(Collected data entries)

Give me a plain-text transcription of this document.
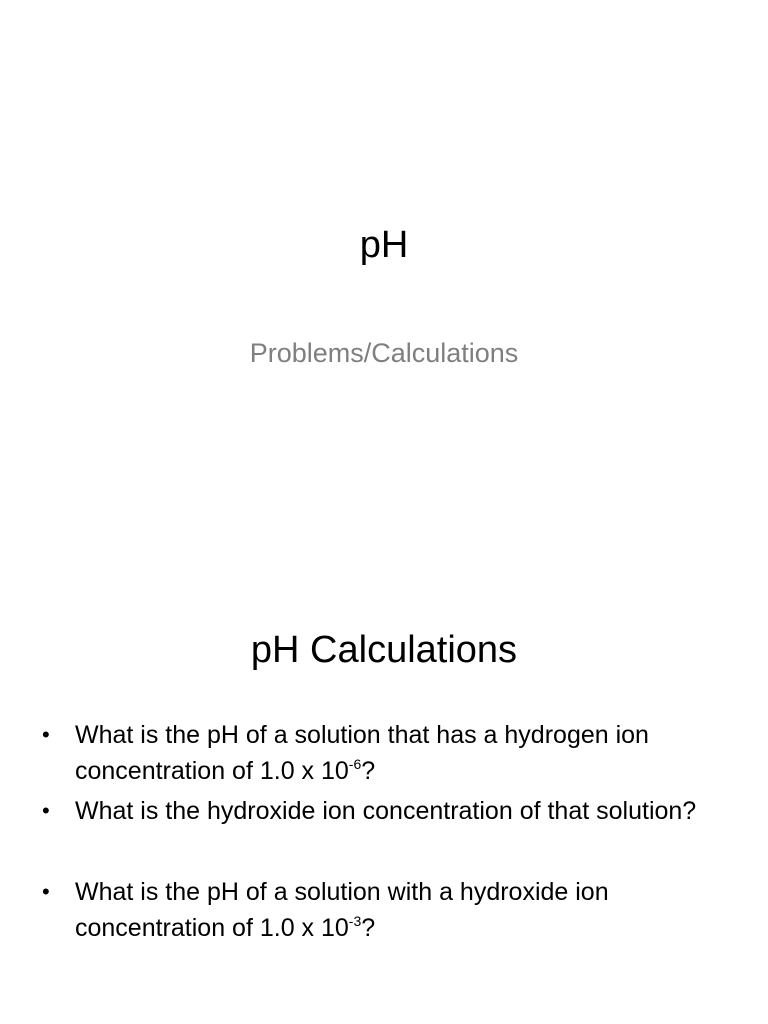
pH
Problems/Calculations
pH Calculations
• What is the pH of a solution that has a hydrogen ion concentration of 1.0 x $10^{-6}$?
• What is the hydroxide ion concentration of that solution?
• What is the pH of a solution with a hydroxide ion concentration of 1.0 x $10^{-3}$?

TASK DIRECTIONS — Print the listing above in full, exactly as written. Omit any pictures.

ANSWER TO THIS TASK —
Give me a plain-text transcription of this document.
pH
Problems/Calculations
pH Calculations
• What is the pH of a solution that has a hydrogen ion concentration of 1.0 x $10^{-6}$?
• What is the hydroxide ion concentration of that solution?
• What is the pH of a solution with a hydroxide ion concentration of 1.0 x $10^{-3}$?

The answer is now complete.